— begin —

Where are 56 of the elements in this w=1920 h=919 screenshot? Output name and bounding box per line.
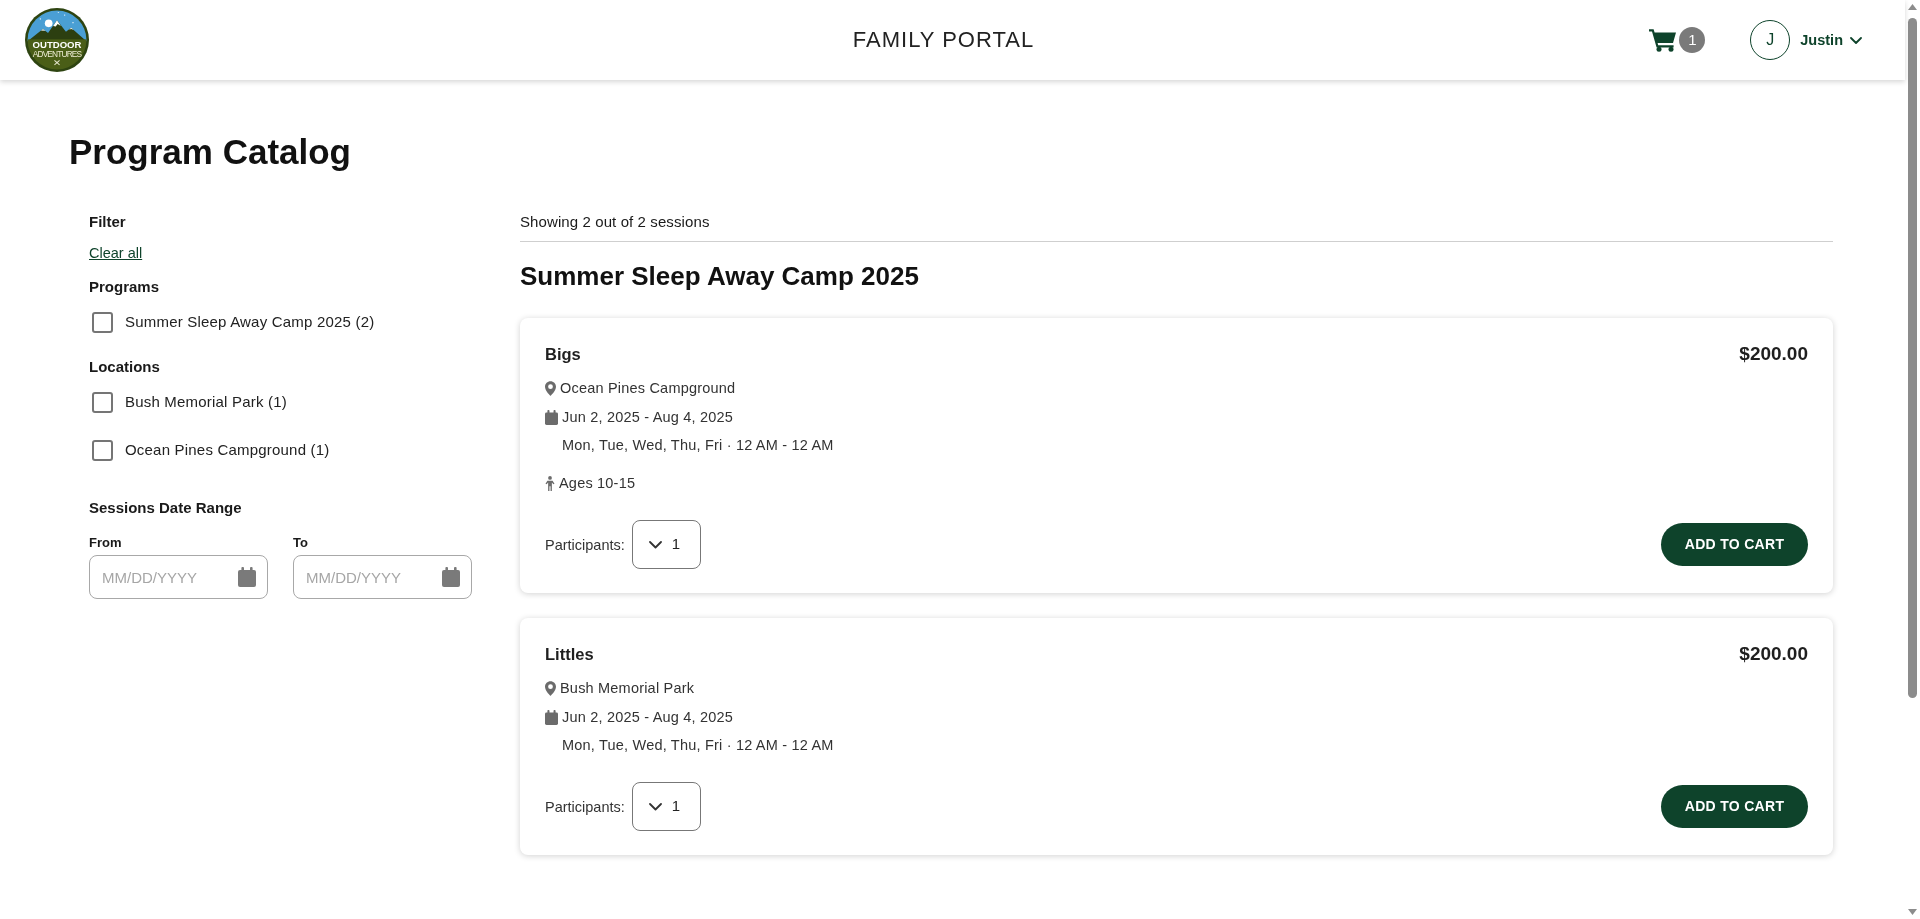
- filter-group-heading: Programs: [89, 277, 161, 297]
- participants-label: Participants:: [545, 797, 625, 817]
- session-location: Ocean Pines Campground: [560, 379, 736, 398]
- session-schedule: Mon, Tue, Wed, Thu, Fri · 12 AM - 12 AM: [562, 436, 834, 455]
- chevron-down-icon: [648, 802, 662, 811]
- session-name: Bigs: [545, 344, 581, 364]
- checkbox[interactable]: [92, 311, 113, 333]
- session-dates: Jun 2, 2025 - Aug 4, 2025: [562, 408, 734, 427]
- calendar-icon[interactable]: [442, 567, 460, 587]
- calendar-icon[interactable]: [238, 567, 256, 587]
- user-menu-button[interactable]: Justin: [1800, 30, 1862, 50]
- logo-wordmark: OUTDOOR: [32, 39, 82, 51]
- checkbox[interactable]: [92, 391, 113, 413]
- map-pin-icon: [545, 380, 556, 396]
- checkbox-label[interactable]: Bush Memorial Park (1): [125, 392, 287, 412]
- session-price: $200.00: [1739, 344, 1808, 364]
- user-avatar[interactable]: J: [1750, 20, 1791, 60]
- portal-title: FAMILY PORTAL: [852, 26, 1035, 54]
- date-input[interactable]: MM/DD/YYYY: [293, 555, 472, 599]
- filter-heading: Filter: [89, 212, 127, 232]
- chevron-down-icon: [648, 540, 662, 549]
- session-ages: Ages 10-15: [559, 474, 636, 493]
- session-schedule: Mon, Tue, Wed, Thu, Fri · 12 AM - 12 AM: [562, 736, 834, 755]
- scroll-up-icon[interactable]: [1908, 4, 1917, 10]
- filter-group-heading: Locations: [89, 357, 161, 377]
- cart-count-badge: 1: [1679, 27, 1706, 53]
- logo-tagline: ADVENTURES: [32, 48, 82, 59]
- mountain-badge-drawing: [25, 8, 89, 72]
- add-to-cart-button[interactable]: ADD TO CART: [1661, 785, 1808, 828]
- page-title: Program Catalog: [69, 133, 352, 171]
- checkbox[interactable]: [92, 439, 113, 461]
- results-summary: Showing 2 out of 2 sessions: [520, 212, 711, 232]
- program-title: Summer Sleep Away Camp 2025: [520, 262, 920, 291]
- checkbox-label[interactable]: Ocean Pines Campground (1): [125, 440, 330, 460]
- date-field-label: To: [293, 535, 309, 551]
- scrollbar-thumb[interactable]: [1908, 18, 1917, 698]
- date-field-label: From: [89, 535, 123, 551]
- checkbox-label[interactable]: Summer Sleep Away Camp 2025 (2): [125, 312, 375, 332]
- participants-select[interactable]: 1: [631, 782, 701, 831]
- date-input[interactable]: MM/DD/YYYY: [89, 555, 268, 599]
- calendar-icon: [545, 709, 558, 725]
- cart-icon[interactable]: [1649, 28, 1678, 52]
- session-name: Littles: [545, 644, 594, 664]
- person-icon: [545, 475, 555, 491]
- add-to-cart-button[interactable]: ADD TO CART: [1661, 523, 1808, 566]
- session-price: $200.00: [1739, 644, 1808, 664]
- session-dates: Jun 2, 2025 - Aug 4, 2025: [562, 708, 734, 727]
- participants-select[interactable]: 1: [631, 520, 701, 569]
- session-location: Bush Memorial Park: [560, 679, 695, 698]
- clear-all-link[interactable]: Clear all: [89, 245, 143, 261]
- chevron-down-icon: [1850, 36, 1862, 44]
- date-range-heading: Sessions Date Range: [89, 498, 243, 518]
- scroll-down-icon[interactable]: [1908, 909, 1917, 915]
- map-pin-icon: [545, 680, 556, 696]
- participants-label: Participants:: [545, 535, 625, 555]
- calendar-icon: [545, 409, 558, 425]
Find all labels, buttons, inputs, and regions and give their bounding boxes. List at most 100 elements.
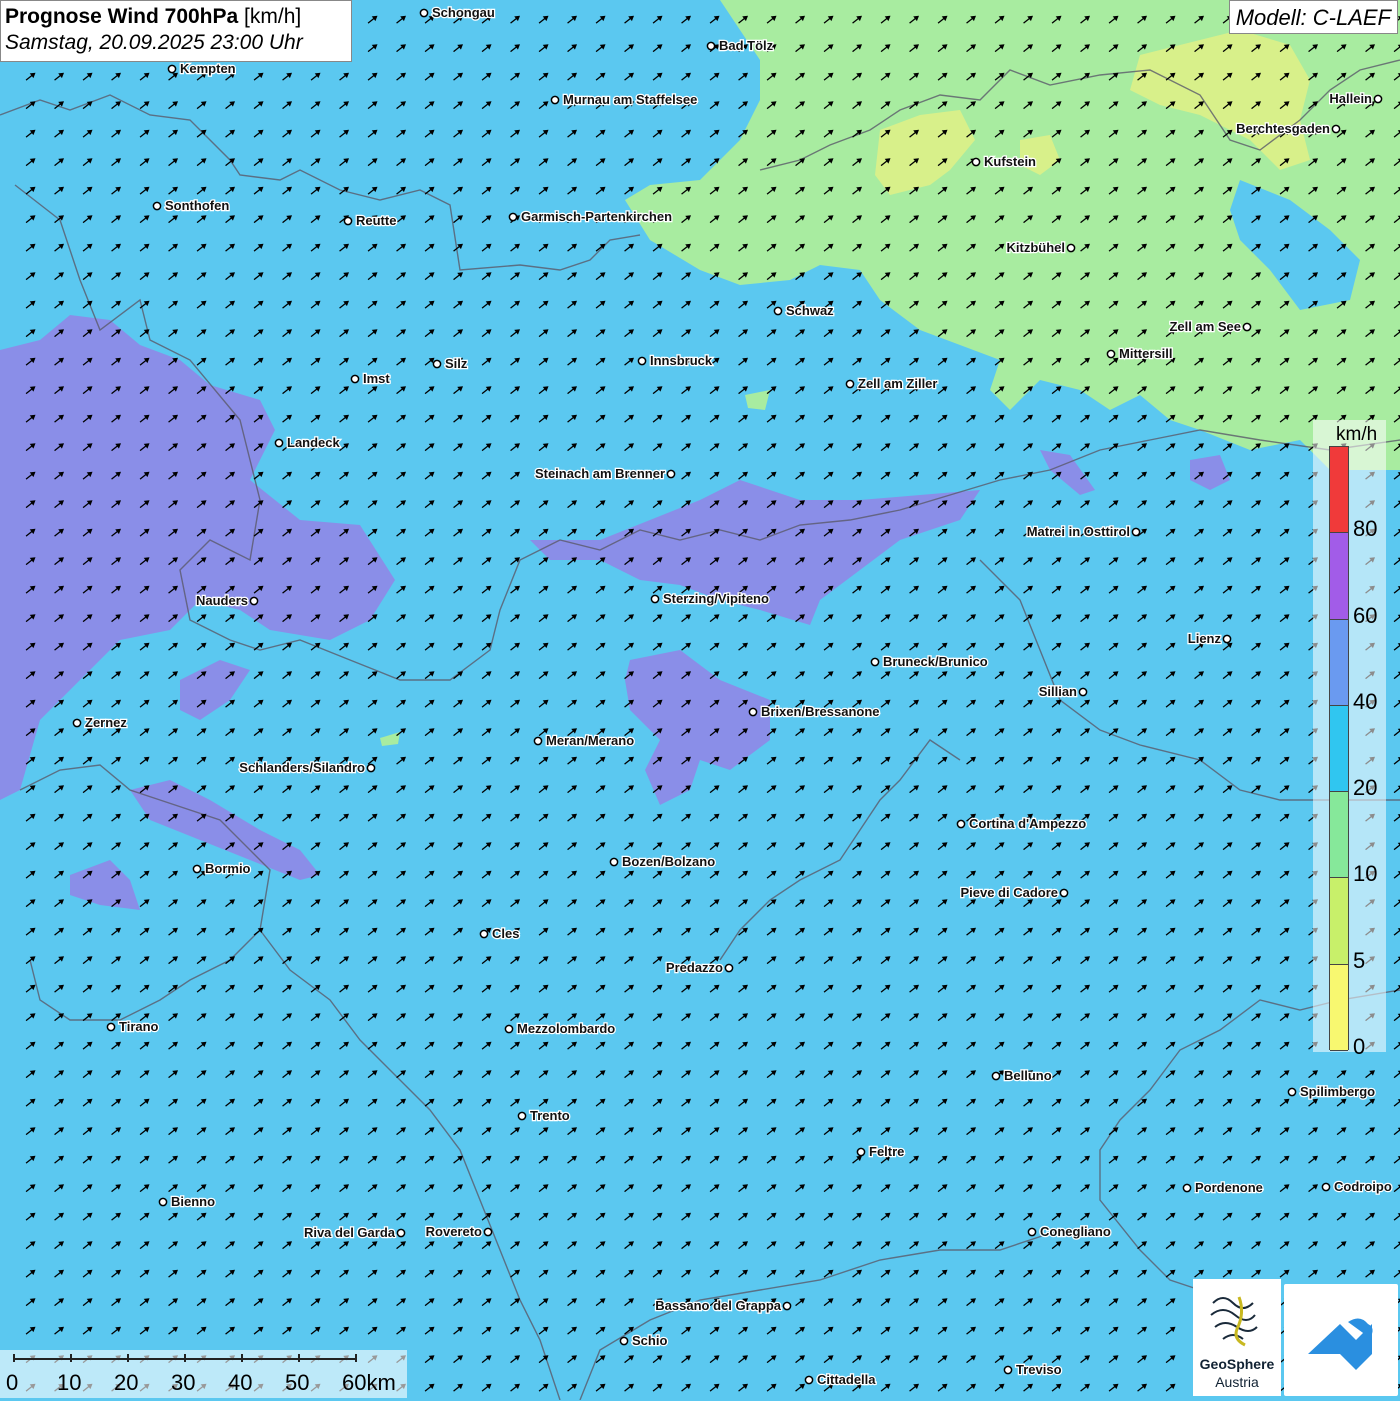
city-marker: Zell am Ziller — [845, 375, 939, 392]
city-dot — [550, 95, 560, 105]
legend-segment — [1330, 792, 1348, 879]
city-marker: Conegliano — [1027, 1223, 1112, 1240]
city-name: Schongau — [432, 5, 495, 20]
legend-segment — [1330, 533, 1348, 620]
wind-map: Schongau Bad Tölz Kempten Murnau am Staffel… — [0, 0, 1400, 1400]
city-dot — [1373, 94, 1383, 104]
city-name: Cittadella — [817, 1372, 876, 1387]
city-name: Garmisch-Partenkirchen — [521, 209, 672, 224]
city-dot — [1131, 527, 1141, 537]
city-dot — [1222, 634, 1232, 644]
city-name: Kufstein — [984, 154, 1036, 169]
city-dot — [748, 707, 758, 717]
city-name: Sillian — [1039, 684, 1077, 699]
city-name: Imst — [363, 371, 390, 386]
city-dot — [1182, 1183, 1192, 1193]
city-marker: Cittadella — [804, 1371, 878, 1388]
legend-bar — [1329, 446, 1349, 1051]
city-dot — [1321, 1182, 1331, 1192]
city-name: Lienz — [1188, 631, 1222, 646]
city-dot — [1059, 888, 1069, 898]
city-name: Bormio — [205, 861, 251, 876]
city-name: Schio — [632, 1333, 667, 1348]
city-name: Riva del Garda — [304, 1225, 396, 1240]
city-marker: Cortina d'Ampezzo — [956, 815, 1088, 832]
city-marker: Innsbruck — [637, 352, 714, 369]
city-name: Codroipo — [1334, 1179, 1392, 1194]
color-legend: km/h 80 60 40 20 10 5 0 — [1313, 420, 1386, 1059]
logo-name: GeoSphere — [1199, 1356, 1275, 1372]
geosphere-logo[interactable]: GeoSphere Austria — [1193, 1279, 1281, 1396]
city-marker: Pieve di Cadore — [959, 884, 1069, 901]
city-dot — [971, 157, 981, 167]
city-name: Treviso — [1016, 1362, 1062, 1377]
city-name: Sonthofen — [165, 198, 229, 213]
city-name: Predazzo — [666, 960, 723, 975]
city-dot — [666, 469, 676, 479]
city-name: Zell am See — [1169, 319, 1241, 334]
city-dot — [773, 306, 783, 316]
map-title-main: Prognose Wind 700hPa — [5, 5, 239, 28]
city-name: Matrei in Osttirol — [1027, 524, 1130, 539]
city-dot — [72, 718, 82, 728]
legend-label: 80 — [1353, 516, 1378, 542]
city-dot — [1106, 349, 1116, 359]
city-dot — [706, 41, 716, 51]
city-name: Cortina d'Ampezzo — [969, 816, 1086, 831]
city-marker: Riva del Garda — [303, 1224, 406, 1241]
city-name: Mittersill — [1119, 346, 1172, 361]
city-marker: Mezzolombardo — [504, 1020, 617, 1037]
city-marker: Pordenone — [1182, 1179, 1264, 1196]
city-dot — [432, 359, 442, 369]
city-dot — [192, 864, 202, 874]
map-title: Prognose Wind 700hPa [km/h] — [5, 5, 347, 29]
city-marker: Sonthofen — [152, 197, 231, 214]
city-name: Kitzbühel — [1007, 240, 1066, 255]
city-dot — [1078, 687, 1088, 697]
city-dot — [167, 64, 177, 74]
city-marker: Schlanders/Silandro — [238, 759, 376, 776]
city-name: Steinach am Brenner — [535, 466, 665, 481]
city-dot — [1027, 1227, 1037, 1237]
city-dot — [343, 216, 353, 226]
city-dot — [650, 594, 660, 604]
legend-label: 10 — [1353, 861, 1378, 887]
city-dot — [504, 1024, 514, 1034]
city-marker: Bruneck/Brunico — [870, 653, 989, 670]
city-marker: Spilimbergo — [1287, 1083, 1376, 1100]
legend-label: 20 — [1353, 775, 1378, 801]
app-link[interactable] — [1284, 1284, 1398, 1396]
city-name: Trento — [530, 1108, 570, 1123]
city-name: Bienno — [171, 1194, 215, 1209]
city-marker: Garmisch-Partenkirchen — [508, 208, 673, 225]
city-name: Pordenone — [1195, 1180, 1263, 1195]
city-marker: Meran/Merano — [533, 732, 635, 749]
city-dot — [782, 1301, 792, 1311]
scale-tick — [184, 1354, 186, 1362]
city-name: Schlanders/Silandro — [239, 760, 365, 775]
scale-label: 30 — [171, 1370, 196, 1395]
city-dot — [619, 1336, 629, 1346]
city-dot — [609, 857, 619, 867]
city-name: Belluno — [1004, 1068, 1052, 1083]
title-box: Prognose Wind 700hPa [km/h] Samstag, 20.… — [0, 0, 352, 62]
city-name: Pieve di Cadore — [960, 885, 1058, 900]
city-dot — [637, 356, 647, 366]
scale-label: 40 — [228, 1370, 253, 1395]
city-name: Zell am Ziller — [858, 376, 937, 391]
city-dot — [508, 212, 518, 222]
city-dot — [106, 1022, 116, 1032]
city-name: Tirano — [119, 1019, 159, 1034]
city-dot — [483, 1227, 493, 1237]
scale-label: 0 — [6, 1370, 19, 1395]
city-name: Berchtesgaden — [1236, 121, 1330, 136]
city-name: Bad Tölz — [719, 38, 774, 53]
city-marker: Berchtesgaden — [1235, 120, 1341, 137]
city-dot — [366, 763, 376, 773]
city-name: Landeck — [287, 435, 341, 450]
city-dot — [991, 1071, 1001, 1081]
city-marker: Steinach am Brenner — [534, 465, 676, 482]
city-dot — [350, 374, 360, 384]
legend-segment — [1330, 447, 1348, 534]
city-marker: Schongau — [419, 4, 496, 21]
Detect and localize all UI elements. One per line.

— end —

— SHORT EXERCISE —
Put the lines of the listing above, from the line with "- filter-group-heading: Programs: [89, 277, 161, 297]" to the line with "736, 834, 755]", into a Markdown table with the columns Row and Text. Number each line in Row and skip any blank lines.

— RESULT OF THE EXERCISE —
| Row | Text |
|---|---|
| 1 | - filter-group-heading: Programs: [89, 277, 161, 297] |
| 2 | - participants-label: Participants:: [545, 797, 625, 817] |
| 3 | - session-location: Ocean Pines Campground: [560, 379, 736, 398] |
| 4 | - session-schedule: Mon, Tue, Wed, Thu, Fri · 12 AM - 12 AM: [562, 436, 834, 455] |
| 5 | - chevron-down-icon: [648, 802, 662, 811] |
| 6 | - session-name: Bigs: [545, 344, 581, 364] |
| 7 | - checkbox[interactable]: [92, 311, 113, 333] |
| 8 | - session-dates: Jun 2, 2025 - Aug 4, 2025: [562, 408, 734, 427] |
| 9 | - calendar-icon[interactable]: [442, 567, 460, 587] |
| 10 | - calendar-icon[interactable]: [238, 567, 256, 587] |
| 11 | - user-menu-button[interactable]: Justin: [1800, 30, 1862, 50] |
| 12 | - logo-wordmark: OUTDOOR: [32, 39, 82, 51] |
| 13 | - checkbox[interactable]: [92, 391, 113, 413] |
| 14 | - map-pin-icon: [545, 380, 556, 396] |
| 15 | - checkbox-label[interactable]: Bush Memorial Park (1): [125, 392, 287, 412] |
| 16 | - session-price: $200.00: [1739, 344, 1808, 364] |
| 17 | - user-avatar[interactable]: J: [1750, 20, 1791, 60] |
| 18 | - portal-title: FAMILY PORTAL: [852, 26, 1035, 54] |
| 19 | - date-input[interactable]: MM/DD/YYYY: [293, 555, 472, 599] |
| 20 | - filter-heading: Filter: [89, 212, 127, 232] |
| 21 | - chevron-down-icon: [648, 540, 662, 549] |
| 22 | - session-ages: Ages 10-15: [559, 474, 636, 493] |
| 23 | - session-schedule: Mon, Tue, Wed, Thu, Fri · 12 AM - 12 AM: [562, 736, 834, 755] |